REQUIREMENT - Identify the lines that contain the string "CAGR" and copy all of them.

TASK MATERIAL -
- - -

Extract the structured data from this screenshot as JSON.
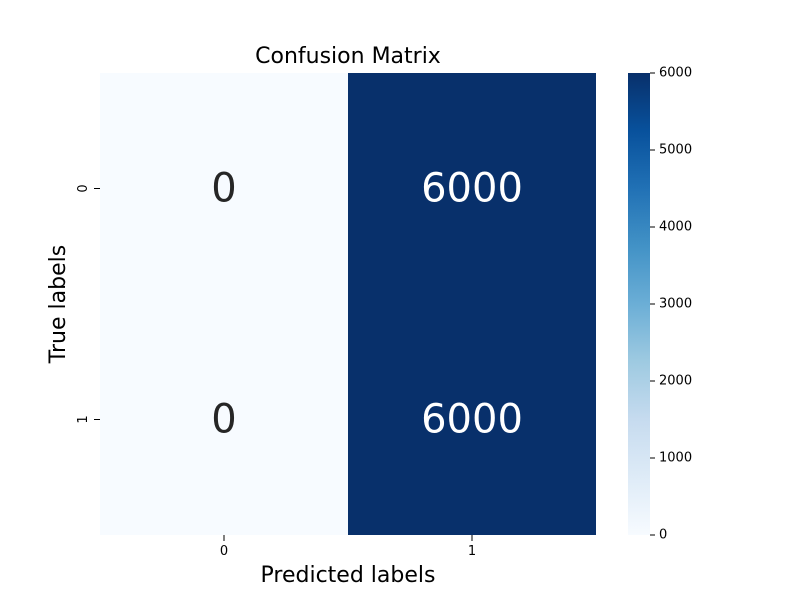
{
  "chart_data": {
    "type": "heatmap",
    "title": "Confusion Matrix",
    "xlabel": "Predicted labels",
    "ylabel": "True labels",
    "x_categories": [
      "0",
      "1"
    ],
    "y_categories": [
      "0",
      "1"
    ],
    "values": [
      [
        0,
        6000
      ],
      [
        0,
        6000
      ]
    ],
    "colormap": "Blues",
    "colormap_low": "#f7fbff",
    "colormap_high": "#08306b",
    "text_color_light_cell": "#262626",
    "text_color_dark_cell": "#ffffff",
    "colorbar": {
      "min": 0,
      "max": 6000,
      "ticks": [
        "0",
        "1000",
        "2000",
        "3000",
        "4000",
        "5000",
        "6000"
      ]
    }
  }
}
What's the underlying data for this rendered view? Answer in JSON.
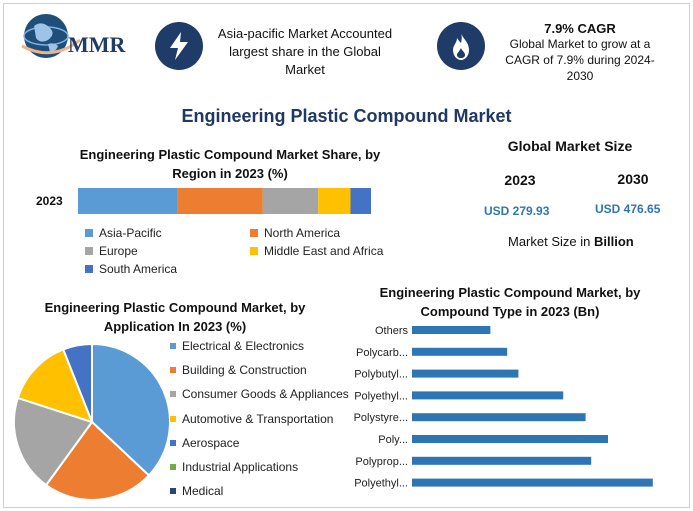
{
  "brand": {
    "logo_text": "MMR"
  },
  "header": {
    "card1_text": "Asia-pacific Market Accounted largest share in the Global Market",
    "card2_title": "7.9% CAGR",
    "card2_text": "Global Market to grow at a CAGR of 7.9% during 2024-2030",
    "card1_icon": "lightning-icon",
    "card2_icon": "flame-icon"
  },
  "main_title": "Engineering Plastic Compound Market",
  "market_size": {
    "title": "Global Market Size",
    "year1": "2023",
    "year2": "2030",
    "value1": "USD 279.93",
    "value2": "USD 476.65",
    "note_prefix": "Market Size in ",
    "note_unit": "Billion"
  },
  "colors": {
    "blue": "#5b9bd5",
    "orange": "#ed7d31",
    "gray": "#a5a5a5",
    "yellow": "#ffc000",
    "darkblue": "#4472c4",
    "green": "#70ad47",
    "navy": "#264478",
    "title": "#1f3864",
    "bar": "#2e75b6"
  },
  "chart_data": [
    {
      "type": "bar",
      "orientation": "horizontal-stacked",
      "title": "Engineering Plastic Compound Market Share, by Region in 2023 (%)",
      "categories": [
        "2023"
      ],
      "series": [
        {
          "name": "Asia-Pacific",
          "values": [
            34
          ],
          "color": "#5b9bd5"
        },
        {
          "name": "North America",
          "values": [
            29
          ],
          "color": "#ed7d31"
        },
        {
          "name": "Europe",
          "values": [
            19
          ],
          "color": "#a5a5a5"
        },
        {
          "name": "Middle East and Africa",
          "values": [
            11
          ],
          "color": "#ffc000"
        },
        {
          "name": "South America",
          "values": [
            7
          ],
          "color": "#4472c4"
        }
      ],
      "legend_position": "bottom"
    },
    {
      "type": "pie",
      "title": "Engineering Plastic Compound Market, by Application In 2023 (%)",
      "slices": [
        {
          "name": "Electrical & Electronics",
          "value": 37,
          "color": "#5b9bd5"
        },
        {
          "name": "Building & Construction",
          "value": 23,
          "color": "#ed7d31"
        },
        {
          "name": "Consumer Goods & Appliances",
          "value": 20,
          "color": "#a5a5a5"
        },
        {
          "name": "Automotive & Transportation",
          "value": 14,
          "color": "#ffc000"
        },
        {
          "name": "Aerospace",
          "value": 6,
          "color": "#4472c4"
        },
        {
          "name": "Industrial Applications",
          "value": 0,
          "color": "#70ad47"
        },
        {
          "name": "Medical",
          "value": 0,
          "color": "#264478"
        }
      ],
      "legend_position": "right"
    },
    {
      "type": "bar",
      "orientation": "horizontal",
      "title": "Engineering Plastic Compound Market, by Compound Type in 2023 (Bn)",
      "categories": [
        "Others",
        "Polycarb...",
        "Polybutyl...",
        "Polyethyl...",
        "Polystyre...",
        "Poly...",
        "Polyprop...",
        "Polyethyl..."
      ],
      "values": [
        14,
        17,
        19,
        27,
        31,
        35,
        32,
        43
      ],
      "xlim": [
        0,
        50
      ],
      "color": "#2e75b6"
    }
  ]
}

- - -

ANSWER TO THE EXERCISE -
    "card2_title": "7.9% CAGR",
    "card2_text": "Global Market to grow at a CAGR of 7.9% during 2024-2030",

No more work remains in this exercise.